**INSTRUCTION**. Copy the lines of the data word for word, starting at the line that contains "force-x-tick-label: 20 bbox=[1480, 602, 1504, 627]" and ending at the line that contains "shim-stack-series bbox=[761, 330, 1081, 548]", with both of those lines included.

***** EXERCISE DATA *****

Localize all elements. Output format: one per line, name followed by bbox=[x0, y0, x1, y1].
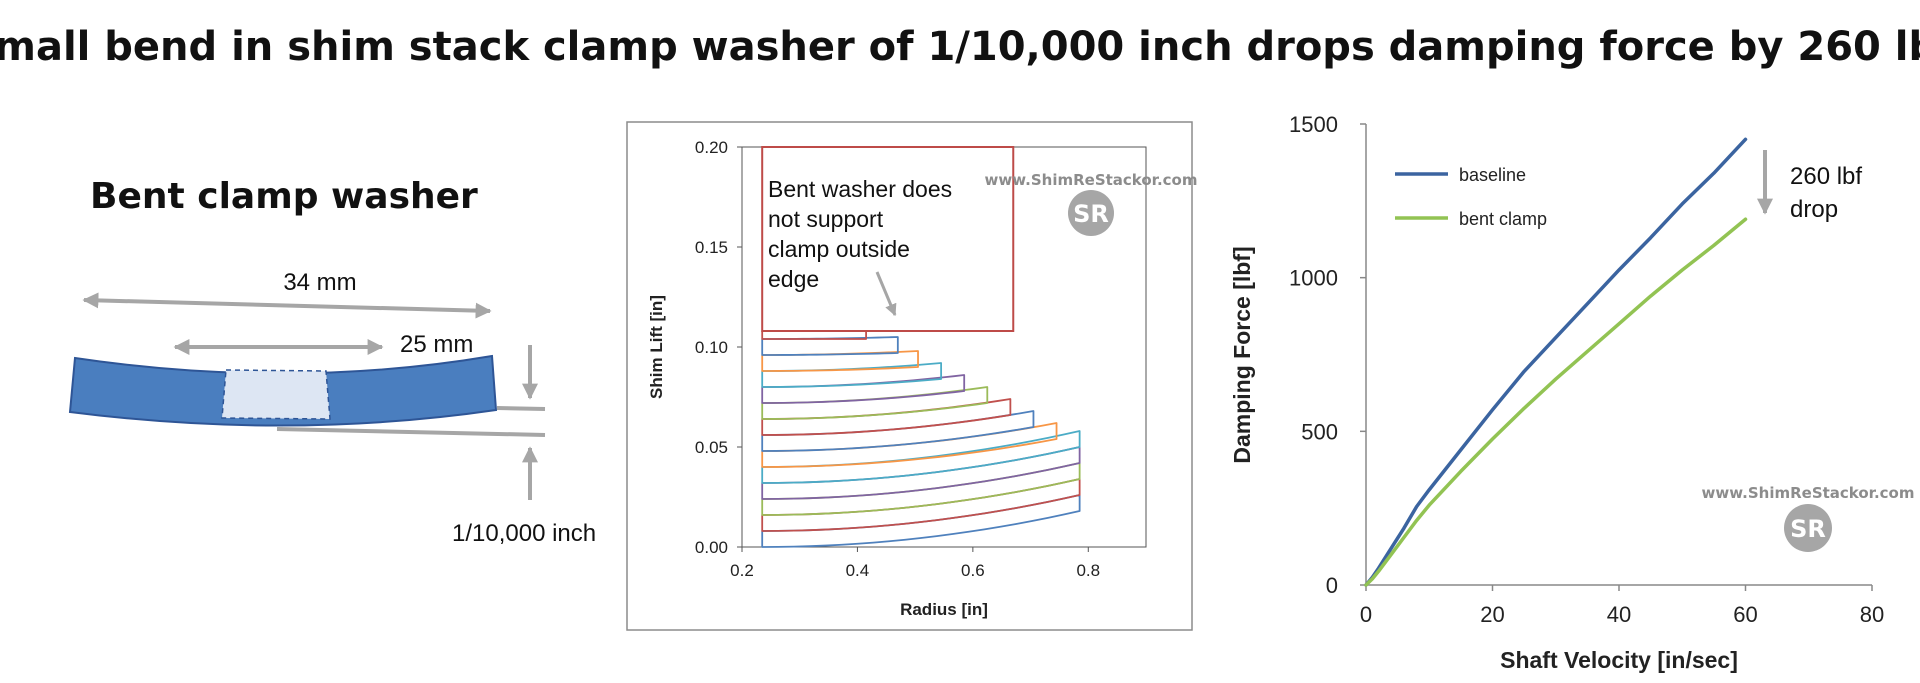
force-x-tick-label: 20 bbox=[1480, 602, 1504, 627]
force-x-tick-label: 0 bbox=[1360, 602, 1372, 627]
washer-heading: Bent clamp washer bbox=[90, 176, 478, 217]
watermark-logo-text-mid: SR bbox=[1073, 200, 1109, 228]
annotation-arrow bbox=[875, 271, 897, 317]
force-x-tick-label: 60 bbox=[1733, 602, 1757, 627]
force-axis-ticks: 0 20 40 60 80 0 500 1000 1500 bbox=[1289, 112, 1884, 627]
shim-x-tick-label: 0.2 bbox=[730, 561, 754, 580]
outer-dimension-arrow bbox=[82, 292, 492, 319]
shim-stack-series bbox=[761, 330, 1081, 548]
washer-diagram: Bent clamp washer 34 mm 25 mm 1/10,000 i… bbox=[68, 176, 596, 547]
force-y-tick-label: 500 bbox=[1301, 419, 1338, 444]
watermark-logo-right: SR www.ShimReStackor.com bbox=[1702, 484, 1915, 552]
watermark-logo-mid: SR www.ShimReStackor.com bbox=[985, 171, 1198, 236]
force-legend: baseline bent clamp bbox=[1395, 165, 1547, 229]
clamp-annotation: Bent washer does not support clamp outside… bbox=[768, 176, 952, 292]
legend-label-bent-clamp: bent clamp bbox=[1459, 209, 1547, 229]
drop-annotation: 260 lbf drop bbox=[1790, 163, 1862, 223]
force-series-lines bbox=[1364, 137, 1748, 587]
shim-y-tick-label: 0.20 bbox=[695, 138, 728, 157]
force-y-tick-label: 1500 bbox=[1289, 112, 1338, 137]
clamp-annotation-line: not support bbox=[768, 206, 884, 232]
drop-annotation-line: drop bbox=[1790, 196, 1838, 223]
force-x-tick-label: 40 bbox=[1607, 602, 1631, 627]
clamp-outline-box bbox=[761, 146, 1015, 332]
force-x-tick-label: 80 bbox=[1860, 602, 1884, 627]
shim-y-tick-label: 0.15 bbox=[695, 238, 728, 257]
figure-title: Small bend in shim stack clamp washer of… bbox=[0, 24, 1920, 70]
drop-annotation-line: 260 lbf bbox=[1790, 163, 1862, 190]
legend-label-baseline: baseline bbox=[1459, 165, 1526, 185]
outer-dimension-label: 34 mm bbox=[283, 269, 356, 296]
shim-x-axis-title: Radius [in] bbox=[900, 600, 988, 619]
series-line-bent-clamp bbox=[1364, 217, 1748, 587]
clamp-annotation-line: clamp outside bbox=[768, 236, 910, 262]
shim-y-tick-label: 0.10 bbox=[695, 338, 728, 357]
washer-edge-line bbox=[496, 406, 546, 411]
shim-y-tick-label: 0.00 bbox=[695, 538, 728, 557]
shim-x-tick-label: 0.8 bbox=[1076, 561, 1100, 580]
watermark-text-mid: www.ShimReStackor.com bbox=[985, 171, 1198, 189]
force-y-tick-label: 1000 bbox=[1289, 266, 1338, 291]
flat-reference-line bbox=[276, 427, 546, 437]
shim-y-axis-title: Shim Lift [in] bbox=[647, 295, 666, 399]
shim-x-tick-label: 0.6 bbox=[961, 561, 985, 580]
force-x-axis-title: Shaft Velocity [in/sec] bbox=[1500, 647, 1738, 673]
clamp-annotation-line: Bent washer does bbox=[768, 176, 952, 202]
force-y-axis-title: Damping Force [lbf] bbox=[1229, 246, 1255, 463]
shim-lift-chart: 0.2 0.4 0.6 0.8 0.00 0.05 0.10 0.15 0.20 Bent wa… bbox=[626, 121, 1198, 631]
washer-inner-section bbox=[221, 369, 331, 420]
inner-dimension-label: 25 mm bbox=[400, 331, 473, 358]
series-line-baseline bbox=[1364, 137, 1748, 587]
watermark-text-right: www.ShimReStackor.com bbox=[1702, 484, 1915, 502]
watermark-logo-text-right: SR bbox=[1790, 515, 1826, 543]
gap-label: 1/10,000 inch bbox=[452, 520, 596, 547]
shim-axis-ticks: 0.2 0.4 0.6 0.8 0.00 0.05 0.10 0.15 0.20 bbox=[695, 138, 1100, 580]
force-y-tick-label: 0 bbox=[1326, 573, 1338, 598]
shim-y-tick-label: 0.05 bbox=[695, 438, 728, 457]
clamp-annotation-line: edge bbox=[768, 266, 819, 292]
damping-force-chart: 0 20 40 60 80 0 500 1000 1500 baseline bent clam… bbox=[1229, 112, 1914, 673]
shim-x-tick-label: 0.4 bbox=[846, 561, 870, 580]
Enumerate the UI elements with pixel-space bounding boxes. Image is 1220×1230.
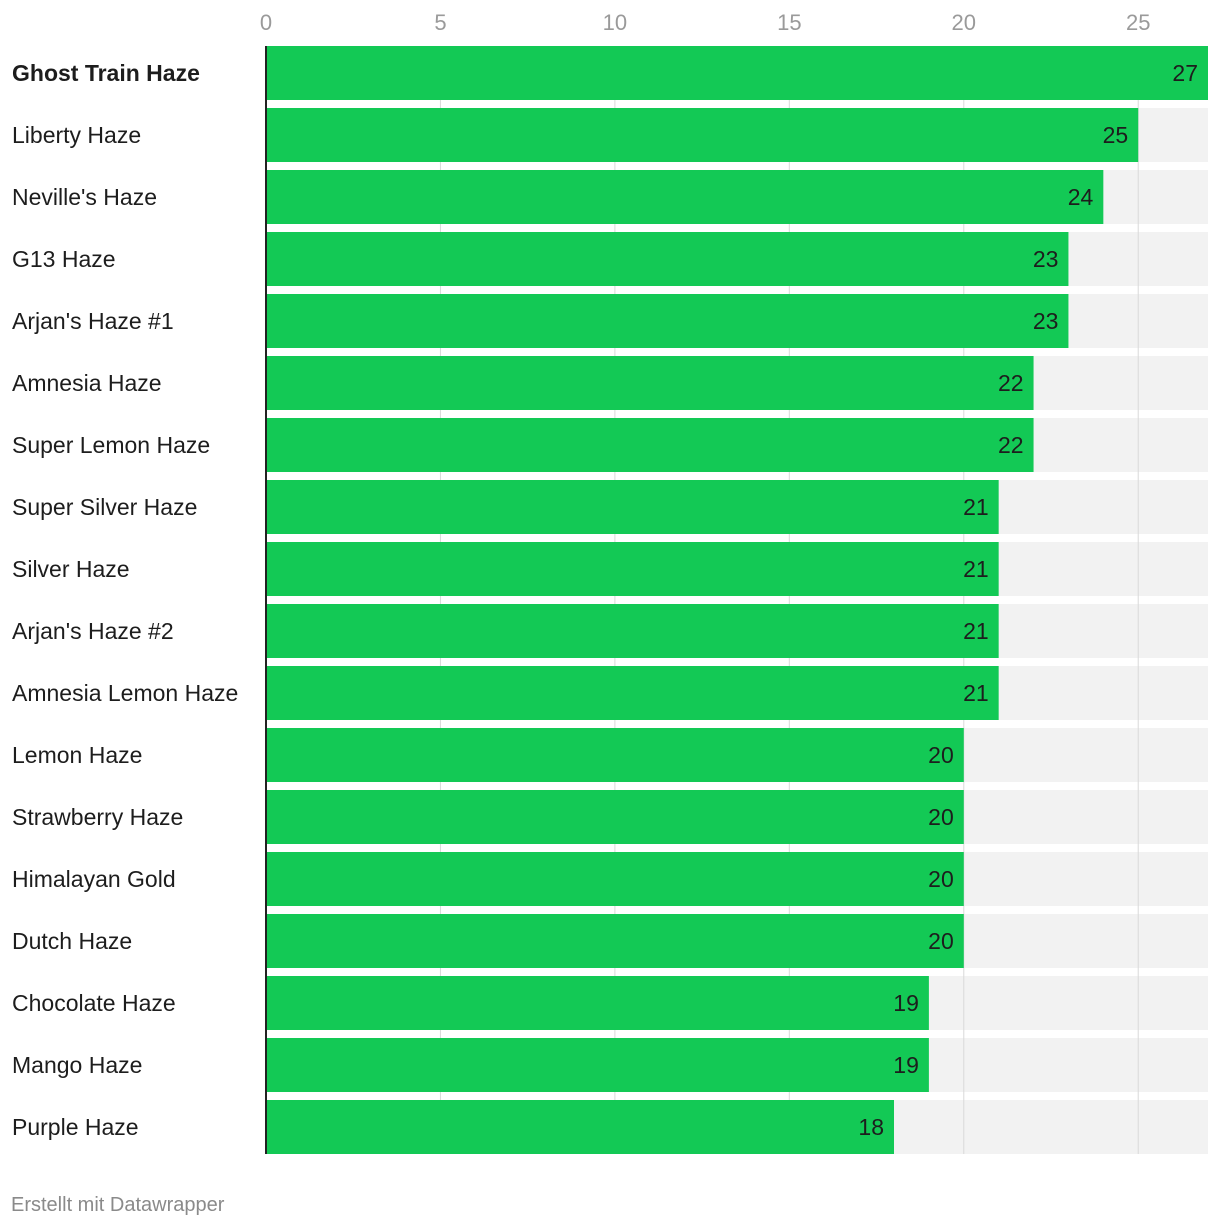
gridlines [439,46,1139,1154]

*****

**SOLUTION TO THE EXERCISE**.
force-x-tick-label: 20 bbox=[1480, 602, 1504, 627]
force-x-tick-label: 0 bbox=[1360, 602, 1372, 627]
washer-heading: Bent clamp washer bbox=[90, 176, 478, 217]
watermark-logo-text-mid: SR bbox=[1073, 200, 1109, 228]
annotation-arrow bbox=[875, 271, 897, 317]
force-x-tick-label: 60 bbox=[1733, 602, 1757, 627]
force-axis-ticks: 0 20 40 60 80 0 500 1000 1500 bbox=[1289, 112, 1884, 627]
shim-x-tick-label: 0.2 bbox=[730, 561, 754, 580]
outer-dimension-arrow bbox=[82, 292, 492, 319]
shim-stack-series bbox=[761, 330, 1081, 548]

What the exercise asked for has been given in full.